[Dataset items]
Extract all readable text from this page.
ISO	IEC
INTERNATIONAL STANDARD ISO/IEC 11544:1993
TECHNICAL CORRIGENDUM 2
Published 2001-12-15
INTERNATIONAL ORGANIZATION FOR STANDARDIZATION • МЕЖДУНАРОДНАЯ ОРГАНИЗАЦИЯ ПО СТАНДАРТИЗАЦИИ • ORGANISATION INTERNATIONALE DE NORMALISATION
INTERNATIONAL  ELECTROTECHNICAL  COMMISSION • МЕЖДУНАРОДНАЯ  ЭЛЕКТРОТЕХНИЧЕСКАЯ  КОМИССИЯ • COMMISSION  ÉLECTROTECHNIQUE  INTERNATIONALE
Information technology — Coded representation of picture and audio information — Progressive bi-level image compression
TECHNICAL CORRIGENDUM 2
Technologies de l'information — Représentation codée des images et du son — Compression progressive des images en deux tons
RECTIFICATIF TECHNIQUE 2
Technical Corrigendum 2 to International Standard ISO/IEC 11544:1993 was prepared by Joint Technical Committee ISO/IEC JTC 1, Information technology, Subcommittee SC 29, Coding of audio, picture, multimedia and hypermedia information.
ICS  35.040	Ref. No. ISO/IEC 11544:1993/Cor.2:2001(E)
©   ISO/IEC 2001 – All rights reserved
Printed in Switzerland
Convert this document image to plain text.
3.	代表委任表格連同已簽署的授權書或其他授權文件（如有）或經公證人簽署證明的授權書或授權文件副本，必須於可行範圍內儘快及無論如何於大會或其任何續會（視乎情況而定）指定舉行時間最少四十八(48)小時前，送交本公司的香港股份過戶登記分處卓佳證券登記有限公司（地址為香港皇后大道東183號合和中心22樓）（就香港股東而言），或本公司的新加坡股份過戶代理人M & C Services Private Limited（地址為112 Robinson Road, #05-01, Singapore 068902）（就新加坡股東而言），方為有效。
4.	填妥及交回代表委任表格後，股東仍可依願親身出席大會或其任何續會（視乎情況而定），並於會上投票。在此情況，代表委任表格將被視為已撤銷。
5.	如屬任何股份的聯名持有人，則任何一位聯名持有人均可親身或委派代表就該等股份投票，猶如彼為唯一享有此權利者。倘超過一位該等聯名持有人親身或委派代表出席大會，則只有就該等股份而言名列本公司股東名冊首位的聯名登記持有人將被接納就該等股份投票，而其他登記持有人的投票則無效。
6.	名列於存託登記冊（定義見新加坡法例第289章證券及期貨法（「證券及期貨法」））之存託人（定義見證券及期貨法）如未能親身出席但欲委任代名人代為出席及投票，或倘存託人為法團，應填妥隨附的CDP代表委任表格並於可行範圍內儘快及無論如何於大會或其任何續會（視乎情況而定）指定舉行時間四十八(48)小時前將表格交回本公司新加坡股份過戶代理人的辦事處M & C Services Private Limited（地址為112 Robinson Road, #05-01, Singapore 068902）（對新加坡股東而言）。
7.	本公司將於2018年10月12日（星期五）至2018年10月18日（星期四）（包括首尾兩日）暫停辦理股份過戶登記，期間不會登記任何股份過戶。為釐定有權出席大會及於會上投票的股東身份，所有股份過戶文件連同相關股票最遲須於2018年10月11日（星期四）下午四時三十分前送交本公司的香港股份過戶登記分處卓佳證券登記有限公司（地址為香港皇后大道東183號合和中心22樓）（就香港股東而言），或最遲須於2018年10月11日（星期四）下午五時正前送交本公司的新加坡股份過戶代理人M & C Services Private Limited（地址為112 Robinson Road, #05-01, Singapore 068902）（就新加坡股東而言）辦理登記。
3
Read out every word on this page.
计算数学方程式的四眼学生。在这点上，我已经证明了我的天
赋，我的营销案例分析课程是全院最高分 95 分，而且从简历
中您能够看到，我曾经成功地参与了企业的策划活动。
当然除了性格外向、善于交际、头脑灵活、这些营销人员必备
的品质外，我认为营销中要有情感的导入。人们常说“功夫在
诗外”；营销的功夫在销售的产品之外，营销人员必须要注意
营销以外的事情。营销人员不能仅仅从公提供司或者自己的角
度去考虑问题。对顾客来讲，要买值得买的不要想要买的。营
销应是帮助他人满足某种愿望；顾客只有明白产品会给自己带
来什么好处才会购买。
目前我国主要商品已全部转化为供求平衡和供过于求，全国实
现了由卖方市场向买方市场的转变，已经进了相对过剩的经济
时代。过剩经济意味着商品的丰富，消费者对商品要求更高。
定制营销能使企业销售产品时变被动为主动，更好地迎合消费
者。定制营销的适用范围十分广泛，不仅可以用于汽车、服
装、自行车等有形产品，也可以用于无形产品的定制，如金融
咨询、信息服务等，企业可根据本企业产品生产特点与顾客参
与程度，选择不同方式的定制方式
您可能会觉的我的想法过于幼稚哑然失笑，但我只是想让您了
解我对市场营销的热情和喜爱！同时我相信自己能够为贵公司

BRIEF: Output the listing above exactly as it appears.

EXERCISE RESPONSE:
Extract all readable text from this page.
ISO	IEC
INTERNATIONAL STANDARD ISO/IEC 11544:1993
TECHNICAL CORRIGENDUM 2
Published 2001-12-15
INTERNATIONAL ORGANIZATION FOR STANDARDIZATION • МЕЖДУНАРОДНАЯ ОРГАНИЗАЦИЯ ПО СТАНДАРТИЗАЦИИ • ORGANISATION INTERNATIONALE DE NORMALISATION
INTERNATIONAL  ELECTROTECHNICAL  COMMISSION • МЕЖДУНАРОДНАЯ  ЭЛЕКТРОТЕХНИЧЕСКАЯ  КОМИССИЯ • COMMISSION  ÉLECTROTECHNIQUE  INTERNATIONALE
Information technology — Coded representation of picture and audio information — Progressive bi-level image compression
TECHNICAL CORRIGENDUM 2
Technologies de l'information — Représentation codée des images et du son — Compression progressive des images en deux tons
RECTIFICATIF TECHNIQUE 2
Technical Corrigendum 2 to International Standard ISO/IEC 11544:1993 was prepared by Joint Technical Committee ISO/IEC JTC 1, Information technology, Subcommittee SC 29, Coding of audio, picture, multimedia and hypermedia information.
ICS  35.040	Ref. No. ISO/IEC 11544:1993/Cor.2:2001(E)
©   ISO/IEC 2001 – All rights reserved
Printed in Switzerland
Convert this document image to plain text.
3.	代表委任表格連同已簽署的授權書或其他授權文件（如有）或經公證人簽署證明的授權書或授權文件副本，必須於可行範圍內儘快及無論如何於大會或其任何續會（視乎情況而定）指定舉行時間最少四十八(48)小時前，送交本公司的香港股份過戶登記分處卓佳證券登記有限公司（地址為香港皇后大道東183號合和中心22樓）（就香港股東而言），或本公司的新加坡股份過戶代理人M & C Services Private Limited（地址為112 Robinson Road, #05-01, Singapore 068902）（就新加坡股東而言），方為有效。
4.	填妥及交回代表委任表格後，股東仍可依願親身出席大會或其任何續會（視乎情況而定），並於會上投票。在此情況，代表委任表格將被視為已撤銷。
5.	如屬任何股份的聯名持有人，則任何一位聯名持有人均可親身或委派代表就該等股份投票，猶如彼為唯一享有此權利者。倘超過一位該等聯名持有人親身或委派代表出席大會，則只有就該等股份而言名列本公司股東名冊首位的聯名登記持有人將被接納就該等股份投票，而其他登記持有人的投票則無效。
6.	名列於存託登記冊（定義見新加坡法例第289章證券及期貨法（「證券及期貨法」））之存託人（定義見證券及期貨法）如未能親身出席但欲委任代名人代為出席及投票，或倘存託人為法團，應填妥隨附的CDP代表委任表格並於可行範圍內儘快及無論如何於大會或其任何續會（視乎情況而定）指定舉行時間四十八(48)小時前將表格交回本公司新加坡股份過戶代理人的辦事處M & C Services Private Limited（地址為112 Robinson Road, #05-01, Singapore 068902）（對新加坡股東而言）。
7.	本公司將於2018年10月12日（星期五）至2018年10月18日（星期四）（包括首尾兩日）暫停辦理股份過戶登記，期間不會登記任何股份過戶。為釐定有權出席大會及於會上投票的股東身份，所有股份過戶文件連同相關股票最遲須於2018年10月11日（星期四）下午四時三十分前送交本公司的香港股份過戶登記分處卓佳證券登記有限公司（地址為香港皇后大道東183號合和中心22樓）（就香港股東而言），或最遲須於2018年10月11日（星期四）下午五時正前送交本公司的新加坡股份過戶代理人M & C Services Private Limited（地址為112 Robinson Road, #05-01, Singapore 068902）（就新加坡股東而言）辦理登記。
3
Read out every word on this page.
计算数学方程式的四眼学生。在这点上，我已经证明了我的天
赋，我的营销案例分析课程是全院最高分 95 分，而且从简历
中您能够看到，我曾经成功地参与了企业的策划活动。
当然除了性格外向、善于交际、头脑灵活、这些营销人员必备
的品质外，我认为营销中要有情感的导入。人们常说“功夫在
诗外”；营销的功夫在销售的产品之外，营销人员必须要注意
营销以外的事情。营销人员不能仅仅从公提供司或者自己的角
度去考虑问题。对顾客来讲，要买值得买的不要想要买的。营
销应是帮助他人满足某种愿望；顾客只有明白产品会给自己带
来什么好处才会购买。
目前我国主要商品已全部转化为供求平衡和供过于求，全国实
现了由卖方市场向买方市场的转变，已经进了相对过剩的经济
时代。过剩经济意味着商品的丰富，消费者对商品要求更高。
定制营销能使企业销售产品时变被动为主动，更好地迎合消费
者。定制营销的适用范围十分广泛，不仅可以用于汽车、服
装、自行车等有形产品，也可以用于无形产品的定制，如金融
咨询、信息服务等，企业可根据本企业产品生产特点与顾客参
与程度，选择不同方式的定制方式
您可能会觉的我的想法过于幼稚哑然失笑，但我只是想让您了
解我对市场营销的热情和喜爱！同时我相信自己能够为贵公司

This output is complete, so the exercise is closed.